* _Tu tarea_
¿Qué se le presenta a un hombre, según el pasaje seleccionado, en la fuente eterna del arte?

* _Pasaje seleccionado_
◇ ◇ ◇ ◇
Se dice que el hombre posee una experiencia del mundo al que pertenece.
¿Qué significa esto? El hombre explora la superficie de las cosas y las
experimenta. Extrae de ellas un saber relativo a su constitución; adquiere de
ellas experiencia. Experimenta lo que pertenece a las cosas. Pero las
experiencias solas no acercan el mundo al hombre. Pues el mundo que ellas
le ofrecen sólo está compuesto de esto y de aquello, de Él y Ella, y de Ella y
Ello. Tengo la experiencia de algo. Nada cambiará con agregar a las
experiencias “externas” las experiencias internas, según una distinción en
ningún modo eterna, que nace de la necesidad que la especie humana tiene
de hacer menos agudo el misterio de la muerte.
¡Cosas externas o cosas internas, no son sino cosas y cosas! Tengo la
experiencia de algo. Nada cambiará la situación si añadimos “secretos” a las
experiencias "visibles", según esa presuntuosa sabiduría que conoce en la
cosa un compartimiento cerrado y reservado solamente a los iniciados y del
cual se tiene la llave. ¡Oh secreto sin misterio! ¡Oh amontonamiento de
información! ¡Ello, siempre Ello!
En las tres esferas, gracias a todo lo que se nos torna presente, rozamos el
ribete del Tú, eterno, sentimos emanar un soplo que llega de Él; cada Tú
invoca el Tú eterno, según el modo propio de cada una de las esferas.
Considero un árbol. Puedo encararlo como a un cuadro: pilar rígido bajo el
asalto de la luz, o verdor resplandeciente, suavemente inundado por el azul
argentado que le sirve de fondo. Puedo percibirlo como movimiento: red
hinchada de vasos ligados a un centro fijo y palpitante, succión de las raíces,
respiración de las hojas, incesante intercambio con la tierra y el aire…y ese
oscuro crecimiento mismo.
He aquí la fuente eterna del arte: a un hombre se le presenta una forma que
desea ser fijada. Esta forma no es producto de su alma, es una aparición de
fuera que se le presenta y le reclama su fuerza eficiente. Se trata de un acto
esencial del hombre; si lo realiza, si con todo su Ser dice la palabra primordial
a la forma que se le aparece, entonces brota la fuerza eficiente, la obra nace.
Todo medio es un obstáculo. Sólo cuando todos los medios están abolidos, se
produce el encuentro. Ante la relación directa, todas las relaciones mediatas
pierden su valor. Igualmente carece de importancia el que mi Tú sea ya o se
torne en Ello para otros Yo (un "objeto de experiencia común"), o que esto
pueda llegar a suceder a través de la realización de un acto de mi ser.
Pues la línea de demarcación entre el Tú y el Ello, por 1o demás moviente y
fluctuante, no pasa entre la experiencia y la no experiencia, ni entre el dato y
el no dato, ni entre el mundo del ser y el mundo del valor: atraviesa
indiferentemente todos los dominios que están entre el Tú y el Ello, entre la
presencia y el objeto.
Sin duda, más de un hombre que en el mundo dé las cosas se satisface con el
conocimiento empírico y el uso que hace de ellas, se ha construido por sobre
él mismo un sistema y una estructura de ideas donde encuentra refugio y paz
de la agresión de la nada. Deposita en el umbral la vestidura de su mediocre
vida cotidiana.
◇ ◇ ◇ ◇
* _Datos_
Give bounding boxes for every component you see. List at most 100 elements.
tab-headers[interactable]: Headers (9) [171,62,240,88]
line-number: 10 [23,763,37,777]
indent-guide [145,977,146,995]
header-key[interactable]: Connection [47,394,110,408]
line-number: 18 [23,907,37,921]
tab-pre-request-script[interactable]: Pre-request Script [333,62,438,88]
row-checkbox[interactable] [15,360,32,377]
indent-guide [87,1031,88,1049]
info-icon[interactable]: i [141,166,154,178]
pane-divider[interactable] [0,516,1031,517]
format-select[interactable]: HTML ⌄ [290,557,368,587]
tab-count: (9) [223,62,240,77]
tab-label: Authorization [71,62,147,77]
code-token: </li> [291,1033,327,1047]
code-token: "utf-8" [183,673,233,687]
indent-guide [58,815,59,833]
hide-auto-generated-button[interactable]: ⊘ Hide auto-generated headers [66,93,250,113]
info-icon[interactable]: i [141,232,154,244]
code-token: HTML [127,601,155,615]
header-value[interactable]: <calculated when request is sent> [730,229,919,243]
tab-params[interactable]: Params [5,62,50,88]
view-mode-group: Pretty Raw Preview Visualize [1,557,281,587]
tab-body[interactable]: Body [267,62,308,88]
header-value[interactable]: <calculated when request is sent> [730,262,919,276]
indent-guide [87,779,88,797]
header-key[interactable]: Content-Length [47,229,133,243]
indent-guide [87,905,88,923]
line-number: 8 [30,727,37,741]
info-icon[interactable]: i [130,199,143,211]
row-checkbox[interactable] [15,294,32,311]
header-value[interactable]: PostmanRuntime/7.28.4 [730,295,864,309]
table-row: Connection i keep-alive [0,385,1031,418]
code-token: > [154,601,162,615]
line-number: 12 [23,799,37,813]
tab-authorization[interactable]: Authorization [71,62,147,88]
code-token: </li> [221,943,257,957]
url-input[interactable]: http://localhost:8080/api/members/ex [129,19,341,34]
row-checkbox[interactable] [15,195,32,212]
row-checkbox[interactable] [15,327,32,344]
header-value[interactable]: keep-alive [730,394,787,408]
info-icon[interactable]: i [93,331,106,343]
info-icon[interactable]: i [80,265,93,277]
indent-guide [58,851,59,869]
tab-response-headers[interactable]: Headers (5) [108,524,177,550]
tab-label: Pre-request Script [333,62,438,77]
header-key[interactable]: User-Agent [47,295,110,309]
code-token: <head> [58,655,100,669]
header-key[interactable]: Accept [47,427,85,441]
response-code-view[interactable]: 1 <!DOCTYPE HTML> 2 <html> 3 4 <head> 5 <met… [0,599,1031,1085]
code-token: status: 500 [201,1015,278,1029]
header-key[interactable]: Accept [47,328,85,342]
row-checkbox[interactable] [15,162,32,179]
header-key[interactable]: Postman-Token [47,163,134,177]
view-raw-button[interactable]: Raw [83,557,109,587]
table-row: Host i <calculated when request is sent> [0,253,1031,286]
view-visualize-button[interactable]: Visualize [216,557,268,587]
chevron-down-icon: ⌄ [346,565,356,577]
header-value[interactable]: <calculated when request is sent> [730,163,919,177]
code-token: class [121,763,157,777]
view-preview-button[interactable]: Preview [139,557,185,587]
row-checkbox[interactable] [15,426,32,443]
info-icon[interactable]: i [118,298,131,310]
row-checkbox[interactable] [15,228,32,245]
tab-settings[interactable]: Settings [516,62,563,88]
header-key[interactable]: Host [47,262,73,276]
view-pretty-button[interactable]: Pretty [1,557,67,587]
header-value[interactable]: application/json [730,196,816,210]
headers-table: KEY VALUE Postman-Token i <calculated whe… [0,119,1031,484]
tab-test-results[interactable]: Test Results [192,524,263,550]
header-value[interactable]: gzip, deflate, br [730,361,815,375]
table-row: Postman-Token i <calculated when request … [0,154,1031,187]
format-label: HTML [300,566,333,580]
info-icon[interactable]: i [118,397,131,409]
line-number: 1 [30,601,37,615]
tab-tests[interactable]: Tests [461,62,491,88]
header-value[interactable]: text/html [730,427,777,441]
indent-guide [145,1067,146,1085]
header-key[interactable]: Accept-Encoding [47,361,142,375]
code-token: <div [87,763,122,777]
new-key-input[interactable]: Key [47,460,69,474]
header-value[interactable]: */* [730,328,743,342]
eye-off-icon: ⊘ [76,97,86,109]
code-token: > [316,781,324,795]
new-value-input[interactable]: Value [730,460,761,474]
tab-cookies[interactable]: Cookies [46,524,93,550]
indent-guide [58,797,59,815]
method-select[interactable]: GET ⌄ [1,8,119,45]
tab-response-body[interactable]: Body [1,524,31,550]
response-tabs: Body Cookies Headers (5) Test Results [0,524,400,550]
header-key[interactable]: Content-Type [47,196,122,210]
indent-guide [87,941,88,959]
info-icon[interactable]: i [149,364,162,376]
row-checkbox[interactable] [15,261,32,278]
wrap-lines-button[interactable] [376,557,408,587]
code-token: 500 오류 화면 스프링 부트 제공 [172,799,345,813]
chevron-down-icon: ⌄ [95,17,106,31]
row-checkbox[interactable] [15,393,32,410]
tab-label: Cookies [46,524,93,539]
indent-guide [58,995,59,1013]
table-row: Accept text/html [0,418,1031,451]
◇ ◇ ◇ ◇
* _Solución del problema_
Una forma que desea ser fijada.